:: MATERIAL PROVIDED

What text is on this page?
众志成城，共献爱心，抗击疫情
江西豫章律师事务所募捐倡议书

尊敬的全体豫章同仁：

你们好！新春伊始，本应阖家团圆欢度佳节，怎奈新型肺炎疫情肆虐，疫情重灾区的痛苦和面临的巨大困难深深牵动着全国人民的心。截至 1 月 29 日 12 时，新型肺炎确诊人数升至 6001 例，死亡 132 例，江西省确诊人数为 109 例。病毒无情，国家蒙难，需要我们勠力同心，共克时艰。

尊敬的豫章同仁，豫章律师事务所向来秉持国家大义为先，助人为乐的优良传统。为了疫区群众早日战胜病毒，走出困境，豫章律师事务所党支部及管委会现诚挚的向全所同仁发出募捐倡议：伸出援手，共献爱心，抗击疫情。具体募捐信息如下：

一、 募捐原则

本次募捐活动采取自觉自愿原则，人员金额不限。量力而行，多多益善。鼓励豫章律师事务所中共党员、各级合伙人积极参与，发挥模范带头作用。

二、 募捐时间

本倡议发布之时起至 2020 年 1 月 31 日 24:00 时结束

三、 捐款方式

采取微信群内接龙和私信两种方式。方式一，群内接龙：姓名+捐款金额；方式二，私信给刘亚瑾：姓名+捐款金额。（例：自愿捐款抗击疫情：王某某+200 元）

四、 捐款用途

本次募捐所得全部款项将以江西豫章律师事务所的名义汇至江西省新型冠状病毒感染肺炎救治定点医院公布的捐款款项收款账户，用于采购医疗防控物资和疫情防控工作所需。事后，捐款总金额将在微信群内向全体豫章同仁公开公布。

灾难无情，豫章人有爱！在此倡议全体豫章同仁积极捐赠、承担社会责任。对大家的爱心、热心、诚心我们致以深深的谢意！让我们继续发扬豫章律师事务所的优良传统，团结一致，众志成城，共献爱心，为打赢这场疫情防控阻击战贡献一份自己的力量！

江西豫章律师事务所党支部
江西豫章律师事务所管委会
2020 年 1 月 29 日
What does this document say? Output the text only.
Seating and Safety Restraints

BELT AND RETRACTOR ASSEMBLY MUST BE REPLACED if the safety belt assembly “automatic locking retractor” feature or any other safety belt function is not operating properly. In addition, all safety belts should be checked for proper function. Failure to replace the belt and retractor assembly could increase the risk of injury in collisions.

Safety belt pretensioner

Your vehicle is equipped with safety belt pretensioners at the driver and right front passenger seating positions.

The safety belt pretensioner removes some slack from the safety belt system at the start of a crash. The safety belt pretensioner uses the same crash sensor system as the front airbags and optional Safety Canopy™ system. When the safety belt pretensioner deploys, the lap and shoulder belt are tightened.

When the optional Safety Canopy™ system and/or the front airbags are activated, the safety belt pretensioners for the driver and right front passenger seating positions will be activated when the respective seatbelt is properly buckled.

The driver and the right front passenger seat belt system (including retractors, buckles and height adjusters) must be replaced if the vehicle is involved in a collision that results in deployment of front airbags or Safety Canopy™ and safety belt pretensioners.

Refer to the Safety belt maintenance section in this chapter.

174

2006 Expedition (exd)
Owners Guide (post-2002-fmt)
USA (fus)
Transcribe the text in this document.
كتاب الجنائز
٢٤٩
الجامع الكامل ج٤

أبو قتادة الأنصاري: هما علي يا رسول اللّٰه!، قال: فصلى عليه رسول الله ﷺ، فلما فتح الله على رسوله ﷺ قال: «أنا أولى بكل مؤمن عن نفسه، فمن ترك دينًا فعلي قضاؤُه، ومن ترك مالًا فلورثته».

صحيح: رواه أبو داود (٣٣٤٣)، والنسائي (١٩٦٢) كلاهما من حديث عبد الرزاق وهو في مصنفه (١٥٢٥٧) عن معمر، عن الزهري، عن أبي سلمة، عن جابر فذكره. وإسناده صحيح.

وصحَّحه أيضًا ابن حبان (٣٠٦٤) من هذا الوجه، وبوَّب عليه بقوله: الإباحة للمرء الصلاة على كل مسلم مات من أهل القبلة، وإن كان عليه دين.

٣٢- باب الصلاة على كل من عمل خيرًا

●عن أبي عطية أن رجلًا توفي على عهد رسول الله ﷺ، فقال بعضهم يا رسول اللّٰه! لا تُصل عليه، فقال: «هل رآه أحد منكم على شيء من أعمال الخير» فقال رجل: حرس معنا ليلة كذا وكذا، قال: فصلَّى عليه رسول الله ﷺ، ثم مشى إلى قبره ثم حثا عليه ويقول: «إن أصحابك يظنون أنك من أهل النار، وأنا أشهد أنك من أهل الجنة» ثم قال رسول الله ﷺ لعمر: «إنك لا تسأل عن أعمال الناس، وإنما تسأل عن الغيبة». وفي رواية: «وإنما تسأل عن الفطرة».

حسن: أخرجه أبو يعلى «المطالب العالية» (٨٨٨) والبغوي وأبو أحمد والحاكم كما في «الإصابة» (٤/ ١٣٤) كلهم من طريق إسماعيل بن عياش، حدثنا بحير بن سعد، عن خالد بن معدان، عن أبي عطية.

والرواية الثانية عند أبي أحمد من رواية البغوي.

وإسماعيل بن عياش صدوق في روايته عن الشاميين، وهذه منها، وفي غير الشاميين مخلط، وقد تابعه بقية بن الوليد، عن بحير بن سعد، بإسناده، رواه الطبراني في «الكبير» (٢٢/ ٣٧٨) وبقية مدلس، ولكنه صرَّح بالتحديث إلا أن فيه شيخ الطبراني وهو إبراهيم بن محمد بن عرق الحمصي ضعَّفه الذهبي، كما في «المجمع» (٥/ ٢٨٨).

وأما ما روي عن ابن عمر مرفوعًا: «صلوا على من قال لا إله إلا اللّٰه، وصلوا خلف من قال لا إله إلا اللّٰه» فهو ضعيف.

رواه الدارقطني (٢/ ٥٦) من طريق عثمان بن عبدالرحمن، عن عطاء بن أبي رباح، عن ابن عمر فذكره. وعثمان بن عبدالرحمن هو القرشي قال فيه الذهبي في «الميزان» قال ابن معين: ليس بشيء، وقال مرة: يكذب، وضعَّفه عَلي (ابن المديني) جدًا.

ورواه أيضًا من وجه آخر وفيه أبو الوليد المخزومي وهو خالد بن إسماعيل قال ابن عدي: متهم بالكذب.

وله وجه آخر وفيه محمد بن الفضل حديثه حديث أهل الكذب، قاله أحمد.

::::

_GIVEN INSTRUCTION_. Please restate the whole listing word for word.

_TASK ANSWER_.
What text is on this page?
众志成城，共献爱心，抗击疫情
江西豫章律师事务所募捐倡议书

尊敬的全体豫章同仁：

你们好！新春伊始，本应阖家团圆欢度佳节，怎奈新型肺炎疫情肆虐，疫情重灾区的痛苦和面临的巨大困难深深牵动着全国人民的心。截至 1 月 29 日 12 时，新型肺炎确诊人数升至 6001 例，死亡 132 例，江西省确诊人数为 109 例。病毒无情，国家蒙难，需要我们勠力同心，共克时艰。

尊敬的豫章同仁，豫章律师事务所向来秉持国家大义为先，助人为乐的优良传统。为了疫区群众早日战胜病毒，走出困境，豫章律师事务所党支部及管委会现诚挚的向全所同仁发出募捐倡议：伸出援手，共献爱心，抗击疫情。具体募捐信息如下：

一、 募捐原则

本次募捐活动采取自觉自愿原则，人员金额不限。量力而行，多多益善。鼓励豫章律师事务所中共党员、各级合伙人积极参与，发挥模范带头作用。

二、 募捐时间

本倡议发布之时起至 2020 年 1 月 31 日 24:00 时结束

三、 捐款方式

采取微信群内接龙和私信两种方式。方式一，群内接龙：姓名+捐款金额；方式二，私信给刘亚瑾：姓名+捐款金额。（例：自愿捐款抗击疫情：王某某+200 元）

四、 捐款用途

本次募捐所得全部款项将以江西豫章律师事务所的名义汇至江西省新型冠状病毒感染肺炎救治定点医院公布的捐款款项收款账户，用于采购医疗防控物资和疫情防控工作所需。事后，捐款总金额将在微信群内向全体豫章同仁公开公布。

灾难无情，豫章人有爱！在此倡议全体豫章同仁积极捐赠、承担社会责任。对大家的爱心、热心、诚心我们致以深深的谢意！让我们继续发扬豫章律师事务所的优良传统，团结一致，众志成城，共献爱心，为打赢这场疫情防控阻击战贡献一份自己的力量！

江西豫章律师事务所党支部
江西豫章律师事务所管委会
2020 年 1 月 29 日
What does this document say? Output the text only.
Seating and Safety Restraints

BELT AND RETRACTOR ASSEMBLY MUST BE REPLACED if the safety belt assembly “automatic locking retractor” feature or any other safety belt function is not operating properly. In addition, all safety belts should be checked for proper function. Failure to replace the belt and retractor assembly could increase the risk of injury in collisions.

Safety belt pretensioner

Your vehicle is equipped with safety belt pretensioners at the driver and right front passenger seating positions.

The safety belt pretensioner removes some slack from the safety belt system at the start of a crash. The safety belt pretensioner uses the same crash sensor system as the front airbags and optional Safety Canopy™ system. When the safety belt pretensioner deploys, the lap and shoulder belt are tightened.

When the optional Safety Canopy™ system and/or the front airbags are activated, the safety belt pretensioners for the driver and right front passenger seating positions will be activated when the respective seatbelt is properly buckled.

The driver and the right front passenger seat belt system (including retractors, buckles and height adjusters) must be replaced if the vehicle is involved in a collision that results in deployment of front airbags or Safety Canopy™ and safety belt pretensioners.

Refer to the Safety belt maintenance section in this chapter.

174

2006 Expedition (exd)
Owners Guide (post-2002-fmt)
USA (fus)
Transcribe the text in this document.
كتاب الجنائز
٢٤٩
الجامع الكامل ج٤

أبو قتادة الأنصاري: هما علي يا رسول اللّٰه!، قال: فصلى عليه رسول الله ﷺ، فلما فتح الله على رسوله ﷺ قال: «أنا أولى بكل مؤمن عن نفسه، فمن ترك دينًا فعلي قضاؤُه، ومن ترك مالًا فلورثته».

صحيح: رواه أبو داود (٣٣٤٣)، والنسائي (١٩٦٢) كلاهما من حديث عبد الرزاق وهو في مصنفه (١٥٢٥٧) عن معمر، عن الزهري، عن أبي سلمة، عن جابر فذكره. وإسناده صحيح.

وصحَّحه أيضًا ابن حبان (٣٠٦٤) من هذا الوجه، وبوَّب عليه بقوله: الإباحة للمرء الصلاة على كل مسلم مات من أهل القبلة، وإن كان عليه دين.

٣٢- باب الصلاة على كل من عمل خيرًا

●عن أبي عطية أن رجلًا توفي على عهد رسول الله ﷺ، فقال بعضهم يا رسول اللّٰه! لا تُصل عليه، فقال: «هل رآه أحد منكم على شيء من أعمال الخير» فقال رجل: حرس معنا ليلة كذا وكذا، قال: فصلَّى عليه رسول الله ﷺ، ثم مشى إلى قبره ثم حثا عليه ويقول: «إن أصحابك يظنون أنك من أهل النار، وأنا أشهد أنك من أهل الجنة» ثم قال رسول الله ﷺ لعمر: «إنك لا تسأل عن أعمال الناس، وإنما تسأل عن الغيبة». وفي رواية: «وإنما تسأل عن الفطرة».

حسن: أخرجه أبو يعلى «المطالب العالية» (٨٨٨) والبغوي وأبو أحمد والحاكم كما في «الإصابة» (٤/ ١٣٤) كلهم من طريق إسماعيل بن عياش، حدثنا بحير بن سعد، عن خالد بن معدان، عن أبي عطية.

والرواية الثانية عند أبي أحمد من رواية البغوي.

وإسماعيل بن عياش صدوق في روايته عن الشاميين، وهذه منها، وفي غير الشاميين مخلط، وقد تابعه بقية بن الوليد، عن بحير بن سعد، بإسناده، رواه الطبراني في «الكبير» (٢٢/ ٣٧٨) وبقية مدلس، ولكنه صرَّح بالتحديث إلا أن فيه شيخ الطبراني وهو إبراهيم بن محمد بن عرق الحمصي ضعَّفه الذهبي، كما في «المجمع» (٥/ ٢٨٨).

وأما ما روي عن ابن عمر مرفوعًا: «صلوا على من قال لا إله إلا اللّٰه، وصلوا خلف من قال لا إله إلا اللّٰه» فهو ضعيف.

رواه الدارقطني (٢/ ٥٦) من طريق عثمان بن عبدالرحمن، عن عطاء بن أبي رباح، عن ابن عمر فذكره. وعثمان بن عبدالرحمن هو القرشي قال فيه الذهبي في «الميزان» قال ابن معين: ليس بشيء، وقال مرة: يكذب، وضعَّفه عَلي (ابن المديني) جدًا.

ورواه أيضًا من وجه آخر وفيه أبو الوليد المخزومي وهو خالد بن إسماعيل قال ابن عدي: متهم بالكذب.

وله وجه آخر وفيه محمد بن الفضل حديثه حديث أهل الكذب، قاله أحمد.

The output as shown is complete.